[Records from a collection of figures]

-- start --

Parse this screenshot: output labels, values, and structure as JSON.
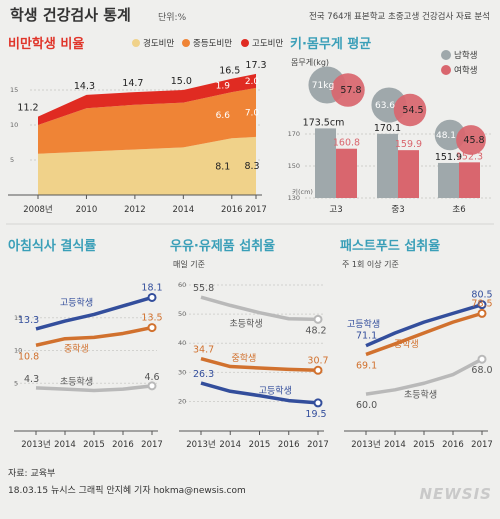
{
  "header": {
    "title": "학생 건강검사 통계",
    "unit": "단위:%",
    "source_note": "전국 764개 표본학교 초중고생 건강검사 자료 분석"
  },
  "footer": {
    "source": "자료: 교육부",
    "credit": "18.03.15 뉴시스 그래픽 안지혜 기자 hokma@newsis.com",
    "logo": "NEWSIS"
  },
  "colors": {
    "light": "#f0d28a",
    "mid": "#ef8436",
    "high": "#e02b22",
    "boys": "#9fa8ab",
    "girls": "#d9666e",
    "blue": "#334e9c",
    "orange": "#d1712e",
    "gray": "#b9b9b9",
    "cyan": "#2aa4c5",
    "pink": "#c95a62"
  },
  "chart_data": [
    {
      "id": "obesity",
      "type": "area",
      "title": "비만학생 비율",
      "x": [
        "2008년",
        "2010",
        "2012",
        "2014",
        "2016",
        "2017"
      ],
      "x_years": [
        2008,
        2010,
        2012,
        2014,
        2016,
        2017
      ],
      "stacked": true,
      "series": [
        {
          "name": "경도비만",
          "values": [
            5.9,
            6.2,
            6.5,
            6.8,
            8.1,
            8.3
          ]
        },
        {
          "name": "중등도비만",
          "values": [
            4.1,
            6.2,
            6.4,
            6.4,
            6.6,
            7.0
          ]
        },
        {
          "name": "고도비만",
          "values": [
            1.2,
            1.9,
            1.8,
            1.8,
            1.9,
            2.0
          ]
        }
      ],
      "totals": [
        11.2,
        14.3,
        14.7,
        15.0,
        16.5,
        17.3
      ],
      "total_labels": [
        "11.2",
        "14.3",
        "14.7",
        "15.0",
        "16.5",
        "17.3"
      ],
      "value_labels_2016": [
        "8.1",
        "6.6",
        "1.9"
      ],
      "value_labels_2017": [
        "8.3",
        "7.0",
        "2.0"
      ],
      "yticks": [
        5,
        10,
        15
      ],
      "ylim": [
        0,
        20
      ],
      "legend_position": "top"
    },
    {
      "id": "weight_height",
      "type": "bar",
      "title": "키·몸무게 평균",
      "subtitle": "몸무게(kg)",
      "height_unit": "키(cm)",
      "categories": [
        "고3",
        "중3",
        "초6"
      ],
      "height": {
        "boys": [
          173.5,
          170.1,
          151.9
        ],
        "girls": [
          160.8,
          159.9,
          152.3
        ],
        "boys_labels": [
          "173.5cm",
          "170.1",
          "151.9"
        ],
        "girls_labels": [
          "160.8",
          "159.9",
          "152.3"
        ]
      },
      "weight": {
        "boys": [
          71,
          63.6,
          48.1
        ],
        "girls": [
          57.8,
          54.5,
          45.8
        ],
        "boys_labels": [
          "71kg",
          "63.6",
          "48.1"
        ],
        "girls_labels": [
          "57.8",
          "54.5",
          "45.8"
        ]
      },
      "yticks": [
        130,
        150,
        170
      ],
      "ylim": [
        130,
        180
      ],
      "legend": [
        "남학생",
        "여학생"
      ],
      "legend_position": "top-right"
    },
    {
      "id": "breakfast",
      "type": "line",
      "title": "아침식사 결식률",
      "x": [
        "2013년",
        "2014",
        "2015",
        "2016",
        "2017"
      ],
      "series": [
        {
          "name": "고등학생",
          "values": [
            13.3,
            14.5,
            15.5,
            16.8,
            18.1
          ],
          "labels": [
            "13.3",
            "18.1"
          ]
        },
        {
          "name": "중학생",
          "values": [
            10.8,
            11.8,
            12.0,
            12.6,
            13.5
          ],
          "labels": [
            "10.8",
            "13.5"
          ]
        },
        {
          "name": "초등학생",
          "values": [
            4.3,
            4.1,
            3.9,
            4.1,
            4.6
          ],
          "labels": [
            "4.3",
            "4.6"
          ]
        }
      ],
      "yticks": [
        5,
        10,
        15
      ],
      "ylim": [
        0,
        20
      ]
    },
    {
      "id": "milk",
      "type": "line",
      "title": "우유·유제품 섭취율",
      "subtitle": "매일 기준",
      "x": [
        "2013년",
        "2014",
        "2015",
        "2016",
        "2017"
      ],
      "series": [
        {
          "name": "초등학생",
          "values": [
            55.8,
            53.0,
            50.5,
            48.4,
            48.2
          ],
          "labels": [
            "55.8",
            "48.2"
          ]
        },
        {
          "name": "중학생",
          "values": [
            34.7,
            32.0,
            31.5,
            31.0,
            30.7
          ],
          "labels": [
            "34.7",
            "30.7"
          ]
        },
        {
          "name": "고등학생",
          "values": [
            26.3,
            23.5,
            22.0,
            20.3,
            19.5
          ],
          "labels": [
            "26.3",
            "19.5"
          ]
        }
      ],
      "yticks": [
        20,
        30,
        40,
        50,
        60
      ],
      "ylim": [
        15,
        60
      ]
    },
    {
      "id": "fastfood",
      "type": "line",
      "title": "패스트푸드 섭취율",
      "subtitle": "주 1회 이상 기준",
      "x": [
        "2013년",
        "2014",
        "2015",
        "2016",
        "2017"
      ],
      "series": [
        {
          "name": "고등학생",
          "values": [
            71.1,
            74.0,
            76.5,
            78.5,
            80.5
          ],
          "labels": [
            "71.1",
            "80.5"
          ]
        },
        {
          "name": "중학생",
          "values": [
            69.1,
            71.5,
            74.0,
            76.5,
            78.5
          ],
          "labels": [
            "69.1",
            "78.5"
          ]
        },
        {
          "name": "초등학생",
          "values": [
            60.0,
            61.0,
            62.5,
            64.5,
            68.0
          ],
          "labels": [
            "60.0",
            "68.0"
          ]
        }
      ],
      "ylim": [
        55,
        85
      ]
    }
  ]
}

-- end --

Using the entries above, return each line that includes the word "subtitle".

      "subtitle": "몸무게(kg)",
      "subtitle": "매일 기준",
      "subtitle": "주 1회 이상 기준",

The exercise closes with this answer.